Go through the listing and write out all of it exactly.

Extracted data entries:
************

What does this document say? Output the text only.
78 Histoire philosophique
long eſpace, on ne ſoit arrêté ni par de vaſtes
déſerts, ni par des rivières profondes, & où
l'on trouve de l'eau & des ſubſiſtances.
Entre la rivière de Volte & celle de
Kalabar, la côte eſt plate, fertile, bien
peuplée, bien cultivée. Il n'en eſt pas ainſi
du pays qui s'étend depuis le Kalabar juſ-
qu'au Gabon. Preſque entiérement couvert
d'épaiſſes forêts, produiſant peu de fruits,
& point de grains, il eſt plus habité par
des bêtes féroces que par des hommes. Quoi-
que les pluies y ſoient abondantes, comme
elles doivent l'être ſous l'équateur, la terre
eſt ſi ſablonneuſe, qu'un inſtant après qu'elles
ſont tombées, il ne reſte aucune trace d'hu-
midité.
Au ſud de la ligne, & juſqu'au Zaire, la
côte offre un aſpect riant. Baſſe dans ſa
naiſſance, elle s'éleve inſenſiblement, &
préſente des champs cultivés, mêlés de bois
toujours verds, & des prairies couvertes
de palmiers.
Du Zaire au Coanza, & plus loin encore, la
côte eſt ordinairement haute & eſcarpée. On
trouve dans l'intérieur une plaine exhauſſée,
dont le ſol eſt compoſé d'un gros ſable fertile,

************

(In response):
What does this document say? Output the text only.
78 Histoire philosophique
long eſpace, on ne ſoit arrêté ni par de vaſtes
déſerts, ni par des rivières profondes, & où
l'on trouve de l'eau & des ſubſiſtances.
Entre la rivière de Volte & celle de
Kalabar, la côte eſt plate, fertile, bien
peuplée, bien cultivée. Il n'en eſt pas ainſi
du pays qui s'étend depuis le Kalabar juſ-
qu'au Gabon. Preſque entiérement couvert
d'épaiſſes forêts, produiſant peu de fruits,
& point de grains, il eſt plus habité par
des bêtes féroces que par des hommes. Quoi-
que les pluies y ſoient abondantes, comme
elles doivent l'être ſous l'équateur, la terre
eſt ſi ſablonneuſe, qu'un inſtant après qu'elles
ſont tombées, il ne reſte aucune trace d'hu-
midité.
Au ſud de la ligne, & juſqu'au Zaire, la
côte offre un aſpect riant. Baſſe dans ſa
naiſſance, elle s'éleve inſenſiblement, &
préſente des champs cultivés, mêlés de bois
toujours verds, & des prairies couvertes
de palmiers.
Du Zaire au Coanza, & plus loin encore, la
côte eſt ordinairement haute & eſcarpée. On
trouve dans l'intérieur une plaine exhauſſée,
dont le ſol eſt compoſé d'un gros ſable fertile,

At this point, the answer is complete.